▶ **Set of tasks**:
1. List every river or brook the text on natural flood management names.
2. In the text on natural flood management, repeat the passage starting with "Popular Whirlow Playing" and going on through "the river Don.".

▶ **Document text**:

Referring to the worrying trend of increasingly wet weather and intensity of precipitation, he notes: “Natural habitats are also better at storing water, which have longer vegetation and better soil structure to soak up water in times of high rainfall.”
“This is especially important as we see the challenges of extreme weather events increase with climate change,” concluding: “The benefits of managing land to improve nature are multiple – give it a try!”
Rivers are ready-made wildlife corridors, under threat on at least two fronts – pollution from wholesale sewage discharge and shifting patterns of heavier rainfall, one reportedly the effect of the other. Wildlife trusts have notable examples of success to report in turning the tide by working to let land hold more water to lower flood risk.
In South Yorkshire, natural flood management measures in the Limb Brook Catchment help protect Sheffield and the region, while generating fresh wildlife habitats.
Popular Whirlow Playing Fields provides floodwater storage following a nature-based solutions (NBS) demonstrator project, which united the Environment Agency, Sheffield City Council and Sheffield & Rotherham Wildlife Trust.
Under the Upper Don Source to Sea programme, the works help store water and slow movement to limit chances of flooding in at-risk sites downstream in the river Don.
Facilities like Whirlow Fields usually would be drained artificially, the Trust explains, with rapid run-off of water channelled to nearby watercourses - here the Limb Brook, a tributary of the Sheaf, in turn a tributary of the Don. Heavy rainfall can add to existing high flows, causing flooding downstream.

▶ **Listing**:

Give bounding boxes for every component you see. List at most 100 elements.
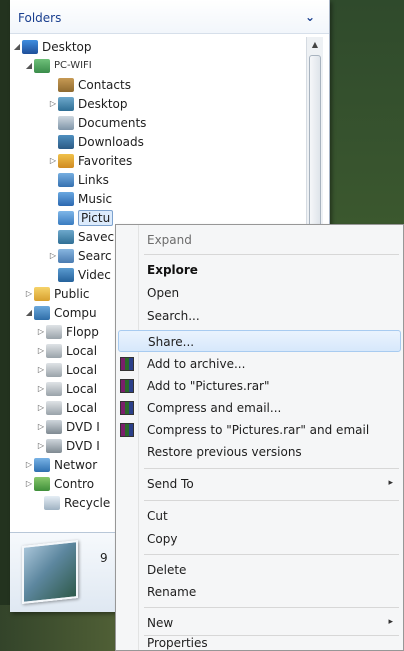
expand-arrow-icon[interactable]: ◢ — [12, 42, 22, 51]
tree-item-label: Favorites — [78, 153, 133, 168]
tree-item-local-disk[interactable]: ▷ Local — [36, 398, 97, 417]
folder-thumbnail — [22, 540, 78, 604]
folders-title: Folders — [18, 11, 62, 25]
collapse-arrow-icon[interactable]: ▷ — [36, 346, 46, 355]
folder-icon — [58, 96, 74, 111]
collapse-arrow-icon[interactable]: ▷ — [36, 327, 46, 336]
menu-item-compress-to-rar-and-email[interactable]: Compress to "Pictures.rar" and email — [116, 419, 403, 441]
tree-item-label: Local — [66, 400, 98, 415]
recycle-bin-icon — [44, 495, 60, 510]
collapse-arrow-icon[interactable]: ▷ — [48, 156, 58, 165]
menu-item-add-to-pictures-rar[interactable]: Add to "Pictures.rar" — [116, 375, 403, 397]
menu-item-properties[interactable]: Properties — [116, 630, 403, 650]
collapse-arrow-icon[interactable]: ▷ — [24, 460, 34, 469]
collapse-arrow-icon[interactable]: ▷ — [24, 479, 34, 488]
tree-item-dvd-drive[interactable]: ▷ DVD I — [36, 417, 100, 436]
menu-item-add-to-archive[interactable]: Add to archive... — [116, 353, 403, 375]
collapse-arrow-icon[interactable]: ▷ — [36, 365, 46, 374]
menu-item-label: Add to "Pictures.rar" — [147, 379, 270, 393]
menu-separator — [144, 607, 399, 608]
tree-item-searches[interactable]: ▷ Searc — [48, 246, 112, 265]
contacts-icon — [58, 77, 74, 92]
tree-item-dvd-drive[interactable]: ▷ DVD I — [36, 436, 100, 455]
tree-item-downloads[interactable]: Downloads — [48, 132, 144, 151]
tree-item-public[interactable]: ▷ Public — [24, 284, 90, 303]
tree-item-label: Downloads — [78, 134, 144, 149]
tree-item-recycle-bin[interactable]: Recycle — [34, 493, 110, 512]
tree-item-documents[interactable]: Documents — [48, 113, 146, 132]
tree-item-computer[interactable]: ◢ Compu — [24, 303, 97, 322]
menu-item-label: Properties — [147, 636, 208, 650]
menu-item-label: Compress and email... — [147, 401, 282, 415]
expand-arrow-icon[interactable]: ◢ — [24, 308, 34, 317]
tree-item-music[interactable]: Music — [48, 189, 112, 208]
menu-item-label: Expand — [147, 233, 192, 247]
menu-item-restore-previous-versions[interactable]: Restore previous versions — [116, 441, 403, 463]
tree-item-control-panel[interactable]: ▷ Contro — [24, 474, 94, 493]
tree-item-saved-games[interactable]: Savec — [48, 227, 114, 246]
collapse-arrow-icon[interactable]: ▷ — [36, 422, 46, 431]
tree-item-favorites[interactable]: ▷ Favorites — [48, 151, 132, 170]
tree-item-label: Savec — [78, 229, 115, 244]
tree-item-label: Contro — [54, 476, 95, 491]
tree-item-label: Music — [78, 191, 113, 206]
chevron-down-icon[interactable]: ⌄ — [305, 10, 315, 24]
tree-item-network[interactable]: ▷ Networ — [24, 455, 97, 474]
tree-item-desktop-folder[interactable]: ▷ Desktop — [48, 94, 128, 113]
tree-item-local-disk[interactable]: ▷ Local — [36, 360, 97, 379]
menu-item-copy[interactable]: Copy — [116, 528, 403, 550]
menu-item-delete[interactable]: Delete — [116, 559, 403, 581]
tree-item-desktop[interactable]: ◢ Desktop — [12, 37, 92, 56]
tree-item-videos[interactable]: Videc — [48, 265, 111, 284]
tree-item-pictures[interactable]: Pictu — [48, 208, 114, 227]
menu-item-expand[interactable]: Expand — [116, 229, 403, 251]
collapse-arrow-icon[interactable]: ▷ — [48, 99, 58, 108]
item-count: 9 — [100, 551, 108, 565]
tree-item-links[interactable]: Links — [48, 170, 109, 189]
tree-item-label: Local — [66, 381, 98, 396]
links-icon — [58, 172, 74, 187]
tree-item-user-folder[interactable]: ◢ PC-WIFI — [24, 56, 92, 75]
collapse-arrow-icon[interactable]: ▷ — [36, 384, 46, 393]
menu-item-share[interactable]: Share... — [118, 330, 401, 352]
floppy-icon — [46, 324, 62, 339]
tree-item-label: Contacts — [78, 77, 131, 92]
menu-item-open[interactable]: Open — [116, 282, 403, 304]
tree-item-floppy[interactable]: ▷ Flopp — [36, 322, 99, 341]
collapse-arrow-icon[interactable]: ▷ — [48, 251, 58, 260]
local-disk-icon — [46, 381, 62, 396]
user-folder-icon — [34, 58, 50, 73]
local-disk-icon — [46, 343, 62, 358]
menu-item-label: Cut — [147, 509, 168, 523]
winrar-icon — [120, 379, 134, 393]
menu-item-search[interactable]: Search... — [116, 305, 403, 327]
context-menu: Expand Explore Open Search... Share... A… — [115, 224, 404, 651]
submenu-arrow-icon: ▸ — [388, 617, 393, 627]
tree-item-label: Local — [66, 343, 98, 358]
computer-icon — [34, 305, 50, 320]
expand-arrow-icon[interactable]: ◢ — [24, 61, 34, 70]
collapse-arrow-icon[interactable]: ▷ — [36, 403, 46, 412]
tree-item-label: Searc — [78, 248, 112, 263]
menu-item-explore[interactable]: Explore — [116, 259, 403, 281]
tree-item-label: Recycle — [64, 495, 111, 510]
folders-header[interactable]: Folders ⌄ — [10, 0, 329, 34]
tree-item-contacts[interactable]: Contacts — [48, 75, 131, 94]
menu-item-label: New — [147, 616, 174, 630]
tree-item-local-disk[interactable]: ▷ Local — [36, 379, 97, 398]
menu-item-rename[interactable]: Rename — [116, 581, 403, 603]
tree-item-label: Networ — [54, 457, 98, 472]
documents-icon — [58, 115, 74, 130]
dvd-drive-icon — [46, 419, 62, 434]
scroll-up-arrow-icon[interactable]: ▲ — [307, 37, 323, 53]
collapse-arrow-icon[interactable]: ▷ — [36, 441, 46, 450]
menu-item-label: Explore — [147, 263, 198, 277]
menu-item-compress-and-email[interactable]: Compress and email... — [116, 397, 403, 419]
menu-item-cut[interactable]: Cut — [116, 505, 403, 527]
collapse-arrow-icon[interactable]: ▷ — [24, 289, 34, 298]
tree-item-local-disk[interactable]: ▷ Local — [36, 341, 97, 360]
menu-item-label: Share... — [148, 335, 195, 349]
menu-item-label: Open — [147, 286, 180, 300]
videos-icon — [58, 267, 74, 282]
menu-item-send-to[interactable]: Send To ▸ — [116, 473, 403, 495]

▶ **Written answers**:
1. Limb Brook, the Sheaf, the Don

2.
Popular Whirlow Playing Fields provides floodwater storage following a nature-based solutions (NBS) demonstrator project, which united the Environment Agency, Sheffield City Council and Sheffield & Rotherham Wildlife Trust.
Under the Upper Don Source to Sea programme, the works help store water and slow movement to limit chances of flooding in at-risk sites downstream in the river Don.